↓↓↓
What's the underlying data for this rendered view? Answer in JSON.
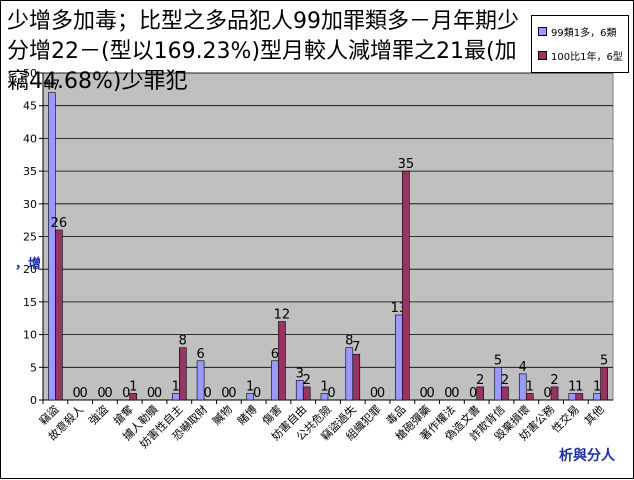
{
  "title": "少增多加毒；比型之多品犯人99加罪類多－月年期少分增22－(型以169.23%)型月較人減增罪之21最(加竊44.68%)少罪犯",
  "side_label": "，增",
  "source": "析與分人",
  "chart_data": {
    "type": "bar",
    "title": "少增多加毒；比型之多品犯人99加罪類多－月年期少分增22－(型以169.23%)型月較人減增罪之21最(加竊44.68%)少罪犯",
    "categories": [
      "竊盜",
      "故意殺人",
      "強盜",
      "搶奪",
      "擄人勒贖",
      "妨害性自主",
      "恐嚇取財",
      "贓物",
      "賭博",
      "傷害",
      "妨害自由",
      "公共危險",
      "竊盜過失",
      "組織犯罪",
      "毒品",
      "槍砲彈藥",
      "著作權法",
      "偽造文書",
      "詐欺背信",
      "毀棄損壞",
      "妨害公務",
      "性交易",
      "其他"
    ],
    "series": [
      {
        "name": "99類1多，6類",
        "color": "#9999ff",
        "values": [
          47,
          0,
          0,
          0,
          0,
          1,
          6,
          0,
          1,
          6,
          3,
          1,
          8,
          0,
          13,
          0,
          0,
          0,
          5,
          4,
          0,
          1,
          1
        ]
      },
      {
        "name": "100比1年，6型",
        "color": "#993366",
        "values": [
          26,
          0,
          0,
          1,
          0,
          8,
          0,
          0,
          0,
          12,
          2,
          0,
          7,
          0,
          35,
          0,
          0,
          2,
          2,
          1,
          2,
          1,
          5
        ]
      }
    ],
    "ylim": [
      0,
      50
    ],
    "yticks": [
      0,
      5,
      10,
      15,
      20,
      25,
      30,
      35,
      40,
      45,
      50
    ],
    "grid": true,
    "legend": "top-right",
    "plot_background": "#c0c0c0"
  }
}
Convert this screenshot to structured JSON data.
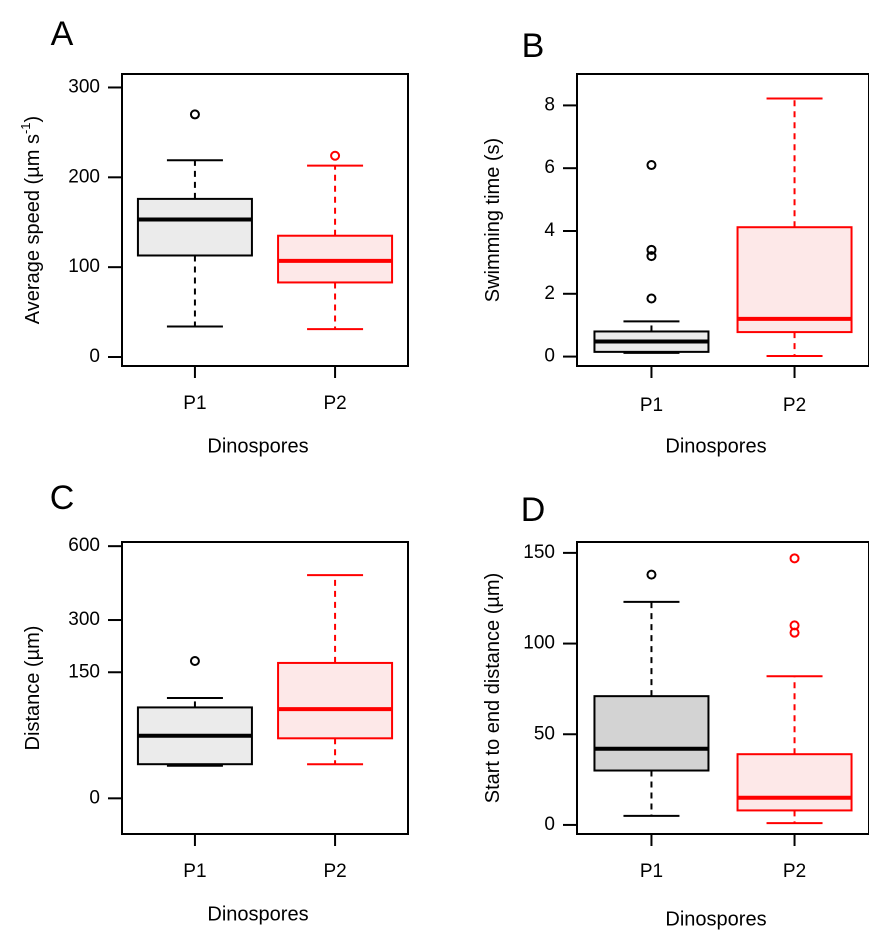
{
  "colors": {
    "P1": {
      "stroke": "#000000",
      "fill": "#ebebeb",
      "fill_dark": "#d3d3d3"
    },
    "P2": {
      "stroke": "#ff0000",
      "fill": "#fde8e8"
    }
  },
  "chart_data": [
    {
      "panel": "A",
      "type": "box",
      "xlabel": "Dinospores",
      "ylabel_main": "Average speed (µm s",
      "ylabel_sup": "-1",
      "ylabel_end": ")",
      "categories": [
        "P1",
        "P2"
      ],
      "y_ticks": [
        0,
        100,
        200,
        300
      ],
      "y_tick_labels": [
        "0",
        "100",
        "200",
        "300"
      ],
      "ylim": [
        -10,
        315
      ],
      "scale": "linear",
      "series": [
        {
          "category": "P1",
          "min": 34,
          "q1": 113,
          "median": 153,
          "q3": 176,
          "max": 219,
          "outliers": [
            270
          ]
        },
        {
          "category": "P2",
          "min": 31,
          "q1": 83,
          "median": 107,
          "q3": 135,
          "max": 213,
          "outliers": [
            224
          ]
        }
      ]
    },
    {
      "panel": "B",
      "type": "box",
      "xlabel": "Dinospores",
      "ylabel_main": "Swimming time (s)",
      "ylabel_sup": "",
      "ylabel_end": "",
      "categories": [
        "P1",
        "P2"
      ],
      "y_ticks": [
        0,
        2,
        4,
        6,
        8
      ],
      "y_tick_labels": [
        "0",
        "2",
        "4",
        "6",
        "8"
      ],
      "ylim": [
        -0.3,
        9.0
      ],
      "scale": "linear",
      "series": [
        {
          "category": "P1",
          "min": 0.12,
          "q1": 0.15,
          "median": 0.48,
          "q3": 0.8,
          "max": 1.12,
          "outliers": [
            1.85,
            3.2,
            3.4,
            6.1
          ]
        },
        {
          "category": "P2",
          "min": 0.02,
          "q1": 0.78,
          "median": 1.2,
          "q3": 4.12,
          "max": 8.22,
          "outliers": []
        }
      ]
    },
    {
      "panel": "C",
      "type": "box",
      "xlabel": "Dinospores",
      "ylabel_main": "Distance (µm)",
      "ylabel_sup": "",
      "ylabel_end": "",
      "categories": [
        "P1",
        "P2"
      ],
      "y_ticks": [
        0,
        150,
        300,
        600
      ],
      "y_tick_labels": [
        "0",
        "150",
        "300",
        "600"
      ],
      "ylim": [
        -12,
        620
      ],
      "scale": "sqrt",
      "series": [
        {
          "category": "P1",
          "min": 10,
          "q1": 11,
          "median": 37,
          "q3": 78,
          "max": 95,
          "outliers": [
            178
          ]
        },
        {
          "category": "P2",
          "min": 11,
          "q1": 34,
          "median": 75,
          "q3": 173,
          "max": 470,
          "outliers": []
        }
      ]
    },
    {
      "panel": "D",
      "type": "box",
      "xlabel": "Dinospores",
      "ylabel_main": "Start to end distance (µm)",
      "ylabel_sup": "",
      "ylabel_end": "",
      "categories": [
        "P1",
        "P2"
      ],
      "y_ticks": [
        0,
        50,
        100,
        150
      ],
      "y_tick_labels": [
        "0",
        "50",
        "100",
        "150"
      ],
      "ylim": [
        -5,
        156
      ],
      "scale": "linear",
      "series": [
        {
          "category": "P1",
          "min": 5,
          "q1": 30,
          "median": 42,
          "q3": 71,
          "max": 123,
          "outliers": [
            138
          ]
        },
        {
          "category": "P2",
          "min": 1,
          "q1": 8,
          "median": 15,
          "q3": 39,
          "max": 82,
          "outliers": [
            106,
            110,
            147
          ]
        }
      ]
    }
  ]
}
↑↑↑
↓↓↓
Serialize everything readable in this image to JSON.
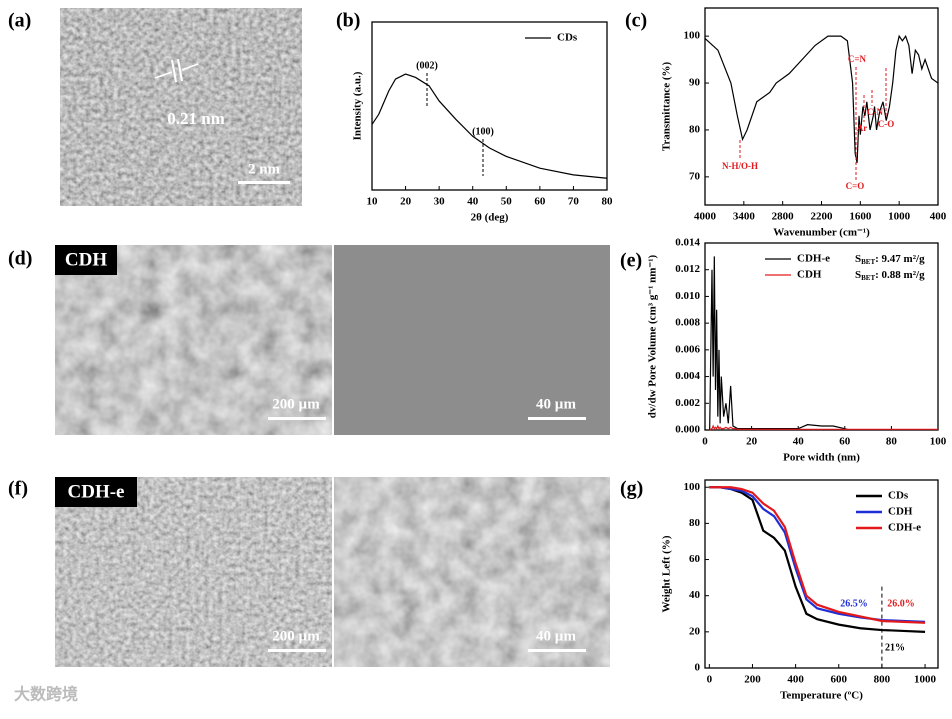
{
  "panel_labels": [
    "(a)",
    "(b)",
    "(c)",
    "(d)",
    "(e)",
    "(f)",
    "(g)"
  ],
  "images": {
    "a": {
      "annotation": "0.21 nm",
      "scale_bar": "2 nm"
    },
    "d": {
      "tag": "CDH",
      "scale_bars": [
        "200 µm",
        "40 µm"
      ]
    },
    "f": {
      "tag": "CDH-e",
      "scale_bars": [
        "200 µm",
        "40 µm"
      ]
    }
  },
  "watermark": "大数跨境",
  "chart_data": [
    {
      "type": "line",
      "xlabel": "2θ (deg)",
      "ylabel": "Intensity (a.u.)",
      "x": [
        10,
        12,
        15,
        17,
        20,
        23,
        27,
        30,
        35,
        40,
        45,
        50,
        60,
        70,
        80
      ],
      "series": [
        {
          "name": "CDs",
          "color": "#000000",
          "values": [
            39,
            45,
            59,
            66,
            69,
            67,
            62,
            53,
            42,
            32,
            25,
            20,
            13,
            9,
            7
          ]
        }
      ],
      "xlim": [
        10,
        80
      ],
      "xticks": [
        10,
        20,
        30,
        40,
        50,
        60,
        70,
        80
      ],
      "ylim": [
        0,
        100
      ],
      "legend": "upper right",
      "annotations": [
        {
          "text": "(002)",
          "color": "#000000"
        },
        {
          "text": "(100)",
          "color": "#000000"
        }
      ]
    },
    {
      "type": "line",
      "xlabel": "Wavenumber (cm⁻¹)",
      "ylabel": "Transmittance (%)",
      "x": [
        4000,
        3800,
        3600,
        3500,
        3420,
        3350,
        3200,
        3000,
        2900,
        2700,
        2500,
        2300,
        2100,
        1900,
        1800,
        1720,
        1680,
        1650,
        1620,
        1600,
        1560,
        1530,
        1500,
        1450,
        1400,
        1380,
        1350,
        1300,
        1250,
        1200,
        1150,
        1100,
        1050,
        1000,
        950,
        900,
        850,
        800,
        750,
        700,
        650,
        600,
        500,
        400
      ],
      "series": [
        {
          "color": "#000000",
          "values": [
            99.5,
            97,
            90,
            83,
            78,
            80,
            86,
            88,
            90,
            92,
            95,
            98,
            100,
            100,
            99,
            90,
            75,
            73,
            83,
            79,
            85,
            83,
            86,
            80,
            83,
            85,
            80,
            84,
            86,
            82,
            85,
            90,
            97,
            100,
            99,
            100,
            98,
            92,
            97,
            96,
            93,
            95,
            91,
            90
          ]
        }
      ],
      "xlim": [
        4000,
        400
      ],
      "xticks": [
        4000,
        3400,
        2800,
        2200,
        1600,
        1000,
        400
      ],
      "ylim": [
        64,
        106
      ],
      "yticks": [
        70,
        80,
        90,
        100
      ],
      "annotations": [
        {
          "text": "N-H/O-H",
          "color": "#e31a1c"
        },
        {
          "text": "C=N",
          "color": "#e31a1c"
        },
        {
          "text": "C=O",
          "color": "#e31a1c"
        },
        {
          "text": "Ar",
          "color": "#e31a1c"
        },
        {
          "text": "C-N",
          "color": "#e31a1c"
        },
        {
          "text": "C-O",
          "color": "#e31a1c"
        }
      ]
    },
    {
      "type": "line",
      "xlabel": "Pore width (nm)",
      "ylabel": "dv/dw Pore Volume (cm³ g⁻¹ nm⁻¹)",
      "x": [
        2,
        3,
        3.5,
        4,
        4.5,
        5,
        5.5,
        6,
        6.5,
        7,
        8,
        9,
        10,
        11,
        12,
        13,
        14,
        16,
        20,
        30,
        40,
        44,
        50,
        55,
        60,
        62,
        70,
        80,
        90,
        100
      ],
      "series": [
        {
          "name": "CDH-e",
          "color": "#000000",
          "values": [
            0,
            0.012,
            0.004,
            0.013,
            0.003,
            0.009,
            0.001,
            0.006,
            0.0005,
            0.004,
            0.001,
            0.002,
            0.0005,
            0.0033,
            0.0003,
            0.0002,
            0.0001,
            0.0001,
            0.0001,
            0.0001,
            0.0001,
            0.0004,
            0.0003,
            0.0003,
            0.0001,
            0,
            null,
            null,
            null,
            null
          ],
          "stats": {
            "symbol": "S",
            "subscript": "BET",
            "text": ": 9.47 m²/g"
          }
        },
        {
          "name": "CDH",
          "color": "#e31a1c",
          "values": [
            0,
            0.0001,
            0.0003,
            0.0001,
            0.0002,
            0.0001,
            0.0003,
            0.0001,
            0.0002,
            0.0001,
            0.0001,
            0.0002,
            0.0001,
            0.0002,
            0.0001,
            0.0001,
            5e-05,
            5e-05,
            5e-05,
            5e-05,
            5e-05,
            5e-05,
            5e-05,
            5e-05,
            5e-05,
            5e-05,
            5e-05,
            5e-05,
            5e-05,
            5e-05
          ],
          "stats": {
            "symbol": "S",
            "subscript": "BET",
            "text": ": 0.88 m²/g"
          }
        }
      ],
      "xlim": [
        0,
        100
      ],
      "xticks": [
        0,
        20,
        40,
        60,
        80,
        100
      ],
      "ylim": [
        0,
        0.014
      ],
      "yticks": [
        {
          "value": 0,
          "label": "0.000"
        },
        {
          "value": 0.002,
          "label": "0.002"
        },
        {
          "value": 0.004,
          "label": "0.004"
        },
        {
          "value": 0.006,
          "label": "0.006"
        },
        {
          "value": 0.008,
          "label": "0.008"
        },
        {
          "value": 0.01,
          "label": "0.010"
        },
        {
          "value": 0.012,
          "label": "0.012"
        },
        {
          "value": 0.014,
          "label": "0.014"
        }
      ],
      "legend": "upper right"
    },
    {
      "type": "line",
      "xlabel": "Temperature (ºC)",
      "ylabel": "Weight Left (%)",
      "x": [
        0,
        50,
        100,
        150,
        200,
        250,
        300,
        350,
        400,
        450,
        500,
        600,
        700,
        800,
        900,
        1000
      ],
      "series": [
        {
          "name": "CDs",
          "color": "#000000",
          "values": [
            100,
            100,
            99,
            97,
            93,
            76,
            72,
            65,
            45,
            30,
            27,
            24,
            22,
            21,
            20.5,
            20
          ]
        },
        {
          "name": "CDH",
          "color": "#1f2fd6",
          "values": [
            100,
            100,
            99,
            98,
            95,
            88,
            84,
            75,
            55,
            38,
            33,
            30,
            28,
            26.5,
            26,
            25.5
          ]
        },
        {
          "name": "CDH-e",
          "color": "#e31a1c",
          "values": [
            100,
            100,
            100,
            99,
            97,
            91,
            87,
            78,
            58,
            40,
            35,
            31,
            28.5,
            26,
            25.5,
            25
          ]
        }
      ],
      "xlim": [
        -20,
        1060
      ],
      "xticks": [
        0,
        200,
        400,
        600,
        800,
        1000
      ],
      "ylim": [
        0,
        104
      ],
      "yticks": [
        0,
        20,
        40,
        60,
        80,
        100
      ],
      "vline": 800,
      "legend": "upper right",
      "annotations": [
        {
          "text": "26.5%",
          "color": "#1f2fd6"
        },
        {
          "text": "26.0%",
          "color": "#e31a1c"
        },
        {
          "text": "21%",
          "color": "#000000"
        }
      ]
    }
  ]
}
↑↑↑
Collect every line above that contains the word "JSON".

▸ RESPONSE TO THE TASK:
What's the underlying data for this rendered view? Answer in JSON.
Convert this screenshot to structured JSON data.
Serialize everything readable in this image to JSON.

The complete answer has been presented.